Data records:
--------

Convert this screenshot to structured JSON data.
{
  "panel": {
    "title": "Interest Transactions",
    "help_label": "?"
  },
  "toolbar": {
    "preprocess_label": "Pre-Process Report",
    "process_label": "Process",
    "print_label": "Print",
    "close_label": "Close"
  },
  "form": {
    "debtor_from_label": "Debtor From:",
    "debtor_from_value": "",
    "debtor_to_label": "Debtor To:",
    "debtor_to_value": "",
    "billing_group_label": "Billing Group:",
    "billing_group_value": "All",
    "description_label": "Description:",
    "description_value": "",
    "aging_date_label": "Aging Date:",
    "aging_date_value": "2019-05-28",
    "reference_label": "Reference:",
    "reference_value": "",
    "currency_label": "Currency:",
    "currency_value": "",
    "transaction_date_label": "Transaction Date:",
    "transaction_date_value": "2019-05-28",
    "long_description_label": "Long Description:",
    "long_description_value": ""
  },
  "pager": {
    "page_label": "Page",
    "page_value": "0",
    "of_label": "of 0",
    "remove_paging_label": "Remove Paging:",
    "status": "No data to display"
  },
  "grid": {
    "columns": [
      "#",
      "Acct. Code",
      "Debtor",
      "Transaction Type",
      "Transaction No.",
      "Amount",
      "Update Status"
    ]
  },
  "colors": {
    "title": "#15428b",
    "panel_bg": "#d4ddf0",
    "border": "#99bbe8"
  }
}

--------

What is expected.
Extract the data exactly as given.

Result of this task.
Convert this screenshot to structured JSON data.
{
  "panel": {
    "title": "Interest Transactions",
    "help_label": "?"
  },
  "toolbar": {
    "preprocess_label": "Pre-Process Report",
    "process_label": "Process",
    "print_label": "Print",
    "close_label": "Close"
  },
  "form": {
    "debtor_from_label": "Debtor From:",
    "debtor_from_value": "",
    "debtor_to_label": "Debtor To:",
    "debtor_to_value": "",
    "billing_group_label": "Billing Group:",
    "billing_group_value": "All",
    "description_label": "Description:",
    "description_value": "",
    "aging_date_label": "Aging Date:",
    "aging_date_value": "2019-05-28",
    "reference_label": "Reference:",
    "reference_value": "",
    "currency_label": "Currency:",
    "currency_value": "",
    "transaction_date_label": "Transaction Date:",
    "transaction_date_value": "2019-05-28",
    "long_description_label": "Long Description:",
    "long_description_value": ""
  },
  "pager": {
    "page_label": "Page",
    "page_value": "0",
    "of_label": "of 0",
    "remove_paging_label": "Remove Paging:",
    "status": "No data to display"
  },
  "grid": {
    "columns": [
      "#",
      "Acct. Code",
      "Debtor",
      "Transaction Type",
      "Transaction No.",
      "Amount",
      "Update Status"
    ]
  },
  "colors": {
    "title": "#15428b",
    "panel_bg": "#d4ddf0",
    "border": "#99bbe8"
  }
}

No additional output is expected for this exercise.